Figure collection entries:
####

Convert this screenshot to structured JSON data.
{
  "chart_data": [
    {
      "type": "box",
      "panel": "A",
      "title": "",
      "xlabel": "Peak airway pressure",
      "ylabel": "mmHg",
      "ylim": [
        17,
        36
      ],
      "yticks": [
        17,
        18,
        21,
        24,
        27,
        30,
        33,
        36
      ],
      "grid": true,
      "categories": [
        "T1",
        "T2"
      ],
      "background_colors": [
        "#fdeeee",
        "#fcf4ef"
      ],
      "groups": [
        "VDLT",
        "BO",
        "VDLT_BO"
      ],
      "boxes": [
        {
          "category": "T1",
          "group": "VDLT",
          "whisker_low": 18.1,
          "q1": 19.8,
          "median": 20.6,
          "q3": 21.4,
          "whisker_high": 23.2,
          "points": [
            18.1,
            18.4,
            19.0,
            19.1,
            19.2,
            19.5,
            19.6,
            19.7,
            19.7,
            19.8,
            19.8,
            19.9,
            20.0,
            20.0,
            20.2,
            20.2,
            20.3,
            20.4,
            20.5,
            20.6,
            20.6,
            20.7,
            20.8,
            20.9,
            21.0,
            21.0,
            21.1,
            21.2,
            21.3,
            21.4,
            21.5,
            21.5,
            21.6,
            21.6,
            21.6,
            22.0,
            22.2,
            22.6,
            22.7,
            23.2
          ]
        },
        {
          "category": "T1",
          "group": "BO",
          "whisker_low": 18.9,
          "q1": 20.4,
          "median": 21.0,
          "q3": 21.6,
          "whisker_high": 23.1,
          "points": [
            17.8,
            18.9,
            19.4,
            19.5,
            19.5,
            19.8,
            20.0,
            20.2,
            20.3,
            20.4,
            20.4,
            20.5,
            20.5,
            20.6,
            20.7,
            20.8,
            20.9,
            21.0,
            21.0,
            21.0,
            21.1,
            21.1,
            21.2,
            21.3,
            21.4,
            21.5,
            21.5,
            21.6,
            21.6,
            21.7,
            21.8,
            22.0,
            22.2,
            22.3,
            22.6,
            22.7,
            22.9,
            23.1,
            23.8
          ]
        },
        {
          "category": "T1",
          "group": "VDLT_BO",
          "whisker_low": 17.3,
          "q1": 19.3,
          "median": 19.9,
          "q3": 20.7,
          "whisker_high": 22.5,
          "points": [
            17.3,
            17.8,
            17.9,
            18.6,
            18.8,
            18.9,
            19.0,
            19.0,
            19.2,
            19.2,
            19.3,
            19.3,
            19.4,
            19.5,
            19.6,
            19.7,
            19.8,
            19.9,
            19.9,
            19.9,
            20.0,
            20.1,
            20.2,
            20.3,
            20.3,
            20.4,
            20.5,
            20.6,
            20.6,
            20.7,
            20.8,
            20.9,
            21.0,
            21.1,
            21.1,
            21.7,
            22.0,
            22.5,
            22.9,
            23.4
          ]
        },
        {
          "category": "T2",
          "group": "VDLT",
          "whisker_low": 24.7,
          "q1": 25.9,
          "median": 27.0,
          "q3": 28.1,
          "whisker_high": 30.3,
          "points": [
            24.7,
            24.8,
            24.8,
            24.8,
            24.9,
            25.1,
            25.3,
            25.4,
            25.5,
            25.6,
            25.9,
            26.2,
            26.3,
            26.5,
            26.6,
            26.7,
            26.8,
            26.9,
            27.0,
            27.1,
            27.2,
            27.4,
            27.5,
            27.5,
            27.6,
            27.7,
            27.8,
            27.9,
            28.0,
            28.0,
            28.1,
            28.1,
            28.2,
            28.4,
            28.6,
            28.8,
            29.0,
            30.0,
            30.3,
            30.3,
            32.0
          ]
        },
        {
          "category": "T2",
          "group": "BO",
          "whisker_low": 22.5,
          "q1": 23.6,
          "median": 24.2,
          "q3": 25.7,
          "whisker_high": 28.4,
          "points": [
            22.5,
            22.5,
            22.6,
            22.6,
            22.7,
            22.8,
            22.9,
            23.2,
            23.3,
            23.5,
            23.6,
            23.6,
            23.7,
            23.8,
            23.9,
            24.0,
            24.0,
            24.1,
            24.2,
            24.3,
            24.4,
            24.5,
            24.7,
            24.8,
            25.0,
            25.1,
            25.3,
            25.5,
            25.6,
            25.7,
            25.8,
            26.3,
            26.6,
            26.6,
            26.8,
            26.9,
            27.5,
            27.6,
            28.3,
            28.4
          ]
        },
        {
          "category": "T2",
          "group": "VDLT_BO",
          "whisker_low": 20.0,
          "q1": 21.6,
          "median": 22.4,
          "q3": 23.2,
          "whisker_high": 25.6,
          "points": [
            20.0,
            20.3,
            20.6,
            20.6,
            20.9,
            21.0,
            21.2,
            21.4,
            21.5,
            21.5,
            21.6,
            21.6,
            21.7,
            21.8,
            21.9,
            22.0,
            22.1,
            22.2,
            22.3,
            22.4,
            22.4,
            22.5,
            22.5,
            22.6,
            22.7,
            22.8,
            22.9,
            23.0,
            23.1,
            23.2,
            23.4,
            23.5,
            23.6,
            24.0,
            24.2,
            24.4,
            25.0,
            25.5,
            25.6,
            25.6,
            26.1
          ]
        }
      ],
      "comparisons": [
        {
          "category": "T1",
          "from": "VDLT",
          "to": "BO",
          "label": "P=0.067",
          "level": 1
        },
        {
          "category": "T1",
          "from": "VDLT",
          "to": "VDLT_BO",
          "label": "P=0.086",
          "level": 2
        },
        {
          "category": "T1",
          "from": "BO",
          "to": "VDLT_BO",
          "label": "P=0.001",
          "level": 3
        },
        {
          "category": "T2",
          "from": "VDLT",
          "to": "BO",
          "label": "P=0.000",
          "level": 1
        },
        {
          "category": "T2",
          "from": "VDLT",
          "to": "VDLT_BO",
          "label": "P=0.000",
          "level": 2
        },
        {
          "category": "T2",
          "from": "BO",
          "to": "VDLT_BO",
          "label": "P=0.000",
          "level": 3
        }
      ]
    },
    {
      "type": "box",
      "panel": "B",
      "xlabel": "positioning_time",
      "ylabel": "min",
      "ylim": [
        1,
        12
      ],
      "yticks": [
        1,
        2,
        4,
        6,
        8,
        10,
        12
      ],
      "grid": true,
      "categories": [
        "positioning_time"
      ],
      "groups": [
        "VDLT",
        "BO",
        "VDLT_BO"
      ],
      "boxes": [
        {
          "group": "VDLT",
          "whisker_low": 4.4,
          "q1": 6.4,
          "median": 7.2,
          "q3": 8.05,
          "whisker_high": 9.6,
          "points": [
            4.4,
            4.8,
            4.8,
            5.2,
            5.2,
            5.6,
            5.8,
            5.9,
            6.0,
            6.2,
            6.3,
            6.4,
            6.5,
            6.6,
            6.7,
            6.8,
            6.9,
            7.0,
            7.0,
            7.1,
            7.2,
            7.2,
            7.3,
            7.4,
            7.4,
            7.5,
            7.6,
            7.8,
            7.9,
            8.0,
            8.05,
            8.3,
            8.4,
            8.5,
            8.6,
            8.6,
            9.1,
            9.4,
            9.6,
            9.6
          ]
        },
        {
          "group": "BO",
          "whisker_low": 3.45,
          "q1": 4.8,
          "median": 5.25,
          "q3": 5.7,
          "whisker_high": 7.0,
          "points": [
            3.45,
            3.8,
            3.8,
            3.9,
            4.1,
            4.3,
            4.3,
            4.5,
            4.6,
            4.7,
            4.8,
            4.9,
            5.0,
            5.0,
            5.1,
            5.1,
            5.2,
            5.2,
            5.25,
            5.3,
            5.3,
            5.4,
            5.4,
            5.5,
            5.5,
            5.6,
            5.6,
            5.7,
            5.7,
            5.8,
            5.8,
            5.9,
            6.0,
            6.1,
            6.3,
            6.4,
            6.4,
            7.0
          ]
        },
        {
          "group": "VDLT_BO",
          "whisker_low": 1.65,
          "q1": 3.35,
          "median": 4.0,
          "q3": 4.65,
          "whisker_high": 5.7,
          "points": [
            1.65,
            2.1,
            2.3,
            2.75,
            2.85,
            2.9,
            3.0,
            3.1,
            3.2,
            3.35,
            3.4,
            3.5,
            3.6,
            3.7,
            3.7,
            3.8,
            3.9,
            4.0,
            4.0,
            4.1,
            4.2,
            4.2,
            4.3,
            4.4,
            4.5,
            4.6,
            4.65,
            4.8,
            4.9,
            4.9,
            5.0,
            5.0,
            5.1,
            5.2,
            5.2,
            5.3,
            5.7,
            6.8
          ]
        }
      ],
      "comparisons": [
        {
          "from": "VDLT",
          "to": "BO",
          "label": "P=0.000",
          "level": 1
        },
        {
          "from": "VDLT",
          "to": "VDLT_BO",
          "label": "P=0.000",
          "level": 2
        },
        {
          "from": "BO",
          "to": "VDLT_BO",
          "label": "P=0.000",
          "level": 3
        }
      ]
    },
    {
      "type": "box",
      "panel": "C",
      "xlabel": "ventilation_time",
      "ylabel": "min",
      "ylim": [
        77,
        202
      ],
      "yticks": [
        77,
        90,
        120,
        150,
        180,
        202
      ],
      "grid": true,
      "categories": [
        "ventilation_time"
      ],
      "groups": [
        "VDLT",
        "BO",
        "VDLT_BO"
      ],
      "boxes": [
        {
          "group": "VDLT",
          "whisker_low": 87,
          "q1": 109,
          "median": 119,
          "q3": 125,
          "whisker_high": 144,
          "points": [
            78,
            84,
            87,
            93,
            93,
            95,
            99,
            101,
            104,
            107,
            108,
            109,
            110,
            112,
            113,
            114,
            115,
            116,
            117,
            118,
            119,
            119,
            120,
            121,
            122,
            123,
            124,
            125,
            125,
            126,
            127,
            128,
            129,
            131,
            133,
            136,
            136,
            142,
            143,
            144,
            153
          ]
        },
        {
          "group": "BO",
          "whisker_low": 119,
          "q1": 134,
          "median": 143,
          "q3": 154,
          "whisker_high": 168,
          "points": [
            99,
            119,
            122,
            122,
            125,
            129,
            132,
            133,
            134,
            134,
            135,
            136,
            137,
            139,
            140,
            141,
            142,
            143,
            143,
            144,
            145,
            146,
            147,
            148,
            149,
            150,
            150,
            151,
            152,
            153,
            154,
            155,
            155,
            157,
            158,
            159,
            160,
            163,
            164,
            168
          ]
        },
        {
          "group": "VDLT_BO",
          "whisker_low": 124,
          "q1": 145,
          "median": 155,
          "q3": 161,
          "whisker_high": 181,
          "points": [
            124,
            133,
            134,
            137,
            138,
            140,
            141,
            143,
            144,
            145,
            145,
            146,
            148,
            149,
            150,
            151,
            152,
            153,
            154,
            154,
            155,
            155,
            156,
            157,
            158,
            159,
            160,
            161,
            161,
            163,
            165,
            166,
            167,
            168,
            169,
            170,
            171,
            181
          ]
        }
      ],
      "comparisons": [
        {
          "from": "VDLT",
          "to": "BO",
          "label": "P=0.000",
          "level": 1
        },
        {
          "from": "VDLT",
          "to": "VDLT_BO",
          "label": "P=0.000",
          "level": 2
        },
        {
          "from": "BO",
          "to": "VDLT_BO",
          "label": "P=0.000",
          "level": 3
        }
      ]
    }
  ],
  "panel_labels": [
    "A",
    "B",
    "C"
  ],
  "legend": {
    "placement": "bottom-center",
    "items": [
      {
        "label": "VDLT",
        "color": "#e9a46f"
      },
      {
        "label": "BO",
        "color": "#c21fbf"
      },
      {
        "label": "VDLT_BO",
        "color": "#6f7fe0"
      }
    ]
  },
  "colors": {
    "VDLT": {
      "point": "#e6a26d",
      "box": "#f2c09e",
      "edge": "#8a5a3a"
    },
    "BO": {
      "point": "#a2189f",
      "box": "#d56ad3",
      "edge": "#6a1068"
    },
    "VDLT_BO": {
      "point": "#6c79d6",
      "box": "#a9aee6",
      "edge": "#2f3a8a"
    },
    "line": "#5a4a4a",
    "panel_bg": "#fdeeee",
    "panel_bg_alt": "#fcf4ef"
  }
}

####

**Exercise objective**
Copy every line of the data that holds the string "xlabel".

**Output for this task**
      "xlabel": "Peak airway pressure",
      "xlabel": "positioning_time",
      "xlabel": "ventilation_time",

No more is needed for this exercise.